— start of Input material —

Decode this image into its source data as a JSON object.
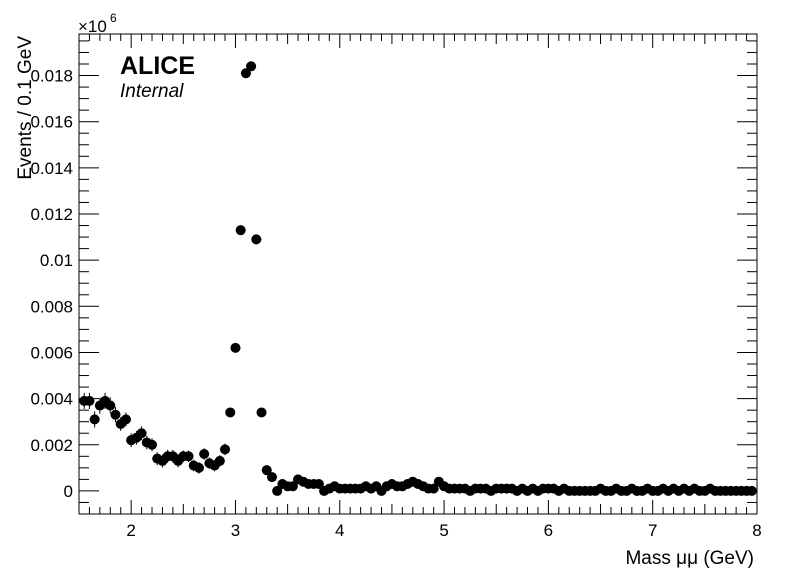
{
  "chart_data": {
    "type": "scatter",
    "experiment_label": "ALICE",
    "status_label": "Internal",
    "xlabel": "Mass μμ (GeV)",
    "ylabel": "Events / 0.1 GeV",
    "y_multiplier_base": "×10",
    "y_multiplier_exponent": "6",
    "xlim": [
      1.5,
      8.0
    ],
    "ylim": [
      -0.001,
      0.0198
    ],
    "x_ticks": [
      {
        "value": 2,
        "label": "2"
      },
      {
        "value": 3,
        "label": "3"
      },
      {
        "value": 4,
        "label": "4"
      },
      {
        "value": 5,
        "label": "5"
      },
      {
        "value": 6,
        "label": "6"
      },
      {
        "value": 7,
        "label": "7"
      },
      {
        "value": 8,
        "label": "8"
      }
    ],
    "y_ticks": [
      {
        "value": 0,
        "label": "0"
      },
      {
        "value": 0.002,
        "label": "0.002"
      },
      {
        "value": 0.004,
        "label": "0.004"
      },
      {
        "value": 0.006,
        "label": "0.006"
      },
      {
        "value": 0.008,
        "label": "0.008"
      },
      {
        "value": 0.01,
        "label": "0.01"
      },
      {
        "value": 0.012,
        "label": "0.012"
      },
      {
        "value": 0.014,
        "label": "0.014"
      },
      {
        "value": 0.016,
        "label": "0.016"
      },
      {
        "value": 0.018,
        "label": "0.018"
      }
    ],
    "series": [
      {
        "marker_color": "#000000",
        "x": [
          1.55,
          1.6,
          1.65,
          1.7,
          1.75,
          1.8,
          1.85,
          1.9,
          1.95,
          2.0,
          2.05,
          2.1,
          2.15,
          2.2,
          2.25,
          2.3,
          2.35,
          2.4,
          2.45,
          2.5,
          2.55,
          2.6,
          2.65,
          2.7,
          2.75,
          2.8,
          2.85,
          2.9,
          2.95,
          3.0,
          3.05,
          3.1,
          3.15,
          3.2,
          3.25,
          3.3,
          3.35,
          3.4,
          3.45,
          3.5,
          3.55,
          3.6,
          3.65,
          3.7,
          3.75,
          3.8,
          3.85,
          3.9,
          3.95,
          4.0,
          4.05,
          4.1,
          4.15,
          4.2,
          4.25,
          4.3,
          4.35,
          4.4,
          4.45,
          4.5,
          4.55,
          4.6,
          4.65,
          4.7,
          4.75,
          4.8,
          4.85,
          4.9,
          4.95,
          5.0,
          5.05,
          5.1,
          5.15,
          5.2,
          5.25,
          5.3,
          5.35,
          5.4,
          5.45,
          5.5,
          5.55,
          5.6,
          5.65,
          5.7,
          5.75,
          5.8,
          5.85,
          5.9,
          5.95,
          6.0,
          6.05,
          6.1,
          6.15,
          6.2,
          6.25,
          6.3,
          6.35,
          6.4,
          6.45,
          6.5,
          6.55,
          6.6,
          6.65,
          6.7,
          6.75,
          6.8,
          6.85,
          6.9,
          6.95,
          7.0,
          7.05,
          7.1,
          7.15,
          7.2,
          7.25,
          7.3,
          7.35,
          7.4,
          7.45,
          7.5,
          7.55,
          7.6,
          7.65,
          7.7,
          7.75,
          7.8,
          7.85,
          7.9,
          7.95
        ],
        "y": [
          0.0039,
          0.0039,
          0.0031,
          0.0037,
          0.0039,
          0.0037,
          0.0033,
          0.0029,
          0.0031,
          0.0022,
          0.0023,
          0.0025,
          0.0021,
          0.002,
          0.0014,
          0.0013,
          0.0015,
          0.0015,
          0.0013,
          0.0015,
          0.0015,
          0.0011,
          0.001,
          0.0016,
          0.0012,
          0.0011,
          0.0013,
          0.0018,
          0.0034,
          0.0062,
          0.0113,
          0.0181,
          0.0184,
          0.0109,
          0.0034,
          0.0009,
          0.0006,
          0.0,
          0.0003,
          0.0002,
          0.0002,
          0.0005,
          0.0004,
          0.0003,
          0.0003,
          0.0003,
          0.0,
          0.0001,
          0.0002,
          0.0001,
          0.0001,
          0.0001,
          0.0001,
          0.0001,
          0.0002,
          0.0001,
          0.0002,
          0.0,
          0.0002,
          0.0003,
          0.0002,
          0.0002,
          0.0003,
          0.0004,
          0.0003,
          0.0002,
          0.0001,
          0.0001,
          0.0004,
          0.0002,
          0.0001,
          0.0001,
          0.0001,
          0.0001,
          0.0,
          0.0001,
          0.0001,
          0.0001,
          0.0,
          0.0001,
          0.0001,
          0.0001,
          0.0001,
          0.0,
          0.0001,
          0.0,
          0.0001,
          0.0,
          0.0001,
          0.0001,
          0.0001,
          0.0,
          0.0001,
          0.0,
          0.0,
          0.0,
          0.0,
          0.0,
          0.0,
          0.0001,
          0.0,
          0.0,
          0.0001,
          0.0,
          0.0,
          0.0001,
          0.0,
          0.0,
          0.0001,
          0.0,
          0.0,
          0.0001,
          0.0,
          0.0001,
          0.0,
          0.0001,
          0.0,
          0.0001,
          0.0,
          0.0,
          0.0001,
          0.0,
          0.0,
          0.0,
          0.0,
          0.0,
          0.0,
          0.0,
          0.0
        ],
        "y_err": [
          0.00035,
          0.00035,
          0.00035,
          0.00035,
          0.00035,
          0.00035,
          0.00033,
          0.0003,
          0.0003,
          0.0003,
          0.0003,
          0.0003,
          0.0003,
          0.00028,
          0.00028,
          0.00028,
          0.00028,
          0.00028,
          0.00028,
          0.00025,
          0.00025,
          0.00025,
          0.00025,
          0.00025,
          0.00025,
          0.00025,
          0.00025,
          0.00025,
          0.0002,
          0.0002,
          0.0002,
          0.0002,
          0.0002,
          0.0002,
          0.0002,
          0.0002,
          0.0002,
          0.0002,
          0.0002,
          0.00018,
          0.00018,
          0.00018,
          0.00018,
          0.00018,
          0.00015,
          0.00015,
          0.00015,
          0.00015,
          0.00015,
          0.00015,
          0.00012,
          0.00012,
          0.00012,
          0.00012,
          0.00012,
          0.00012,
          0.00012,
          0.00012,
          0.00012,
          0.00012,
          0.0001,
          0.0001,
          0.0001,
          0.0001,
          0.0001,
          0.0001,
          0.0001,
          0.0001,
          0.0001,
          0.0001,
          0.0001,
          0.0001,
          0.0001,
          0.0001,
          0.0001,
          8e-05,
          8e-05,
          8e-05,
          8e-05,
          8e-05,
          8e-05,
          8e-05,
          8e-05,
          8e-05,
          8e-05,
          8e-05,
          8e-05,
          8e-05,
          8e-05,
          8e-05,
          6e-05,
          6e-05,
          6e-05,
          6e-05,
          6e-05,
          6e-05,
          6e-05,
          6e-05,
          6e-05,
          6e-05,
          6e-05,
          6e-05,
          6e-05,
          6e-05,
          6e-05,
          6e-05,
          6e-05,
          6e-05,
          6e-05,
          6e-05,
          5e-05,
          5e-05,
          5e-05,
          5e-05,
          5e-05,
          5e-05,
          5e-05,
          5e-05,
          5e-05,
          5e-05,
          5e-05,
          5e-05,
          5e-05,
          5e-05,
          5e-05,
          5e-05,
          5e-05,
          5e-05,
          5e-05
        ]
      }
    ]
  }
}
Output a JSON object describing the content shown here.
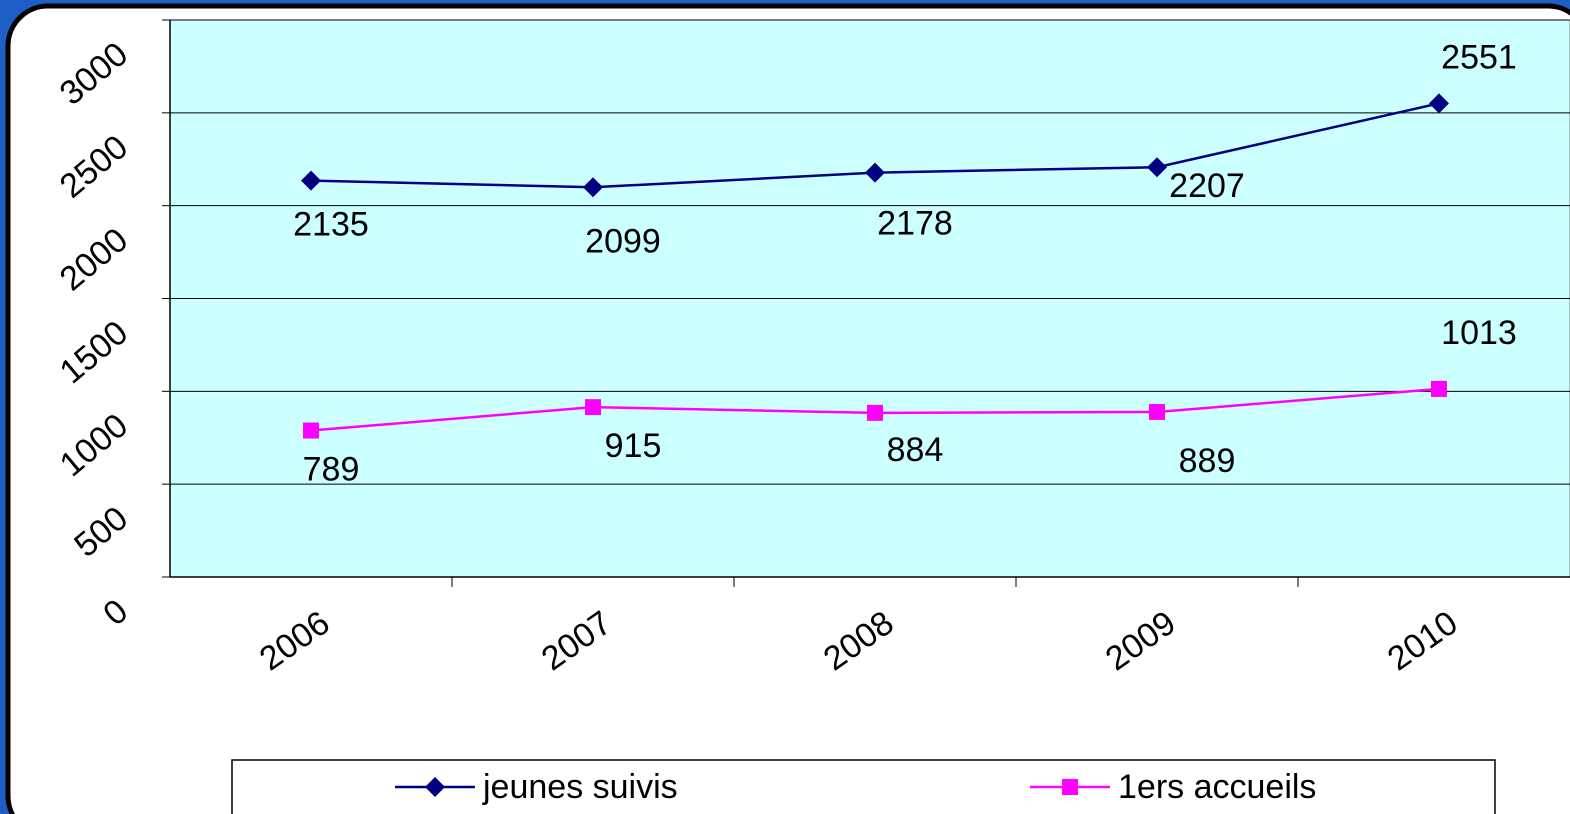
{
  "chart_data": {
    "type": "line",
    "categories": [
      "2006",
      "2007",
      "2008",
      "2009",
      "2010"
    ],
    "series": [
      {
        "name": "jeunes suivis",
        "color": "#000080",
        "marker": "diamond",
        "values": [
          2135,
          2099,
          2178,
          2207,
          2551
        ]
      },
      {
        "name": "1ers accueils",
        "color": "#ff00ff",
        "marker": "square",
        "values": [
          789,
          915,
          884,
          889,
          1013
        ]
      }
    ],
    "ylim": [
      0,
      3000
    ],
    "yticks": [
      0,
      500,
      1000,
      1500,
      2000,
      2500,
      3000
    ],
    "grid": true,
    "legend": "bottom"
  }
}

— end of Input material —

→ **Stated goal**
Beginning with the line that contains "Output a JSON" in the data above, please copy each line exactly until the last line, both ends included, skipping any pictures.

→ **Exercise result**
Output a JSON object describing the content shown here.
{
  "chart_data": {
    "type": "line",
    "categories": [
      "2006",
      "2007",
      "2008",
      "2009",
      "2010"
    ],
    "series": [
      {
        "name": "jeunes suivis",
        "color": "#000080",
        "marker": "diamond",
        "values": [
          2135,
          2099,
          2178,
          2207,
          2551
        ]
      },
      {
        "name": "1ers accueils",
        "color": "#ff00ff",
        "marker": "square",
        "values": [
          789,
          915,
          884,
          889,
          1013
        ]
      }
    ],
    "ylim": [
      0,
      3000
    ],
    "yticks": [
      0,
      500,
      1000,
      1500,
      2000,
      2500,
      3000
    ],
    "grid": true,
    "legend": "bottom"
  }
}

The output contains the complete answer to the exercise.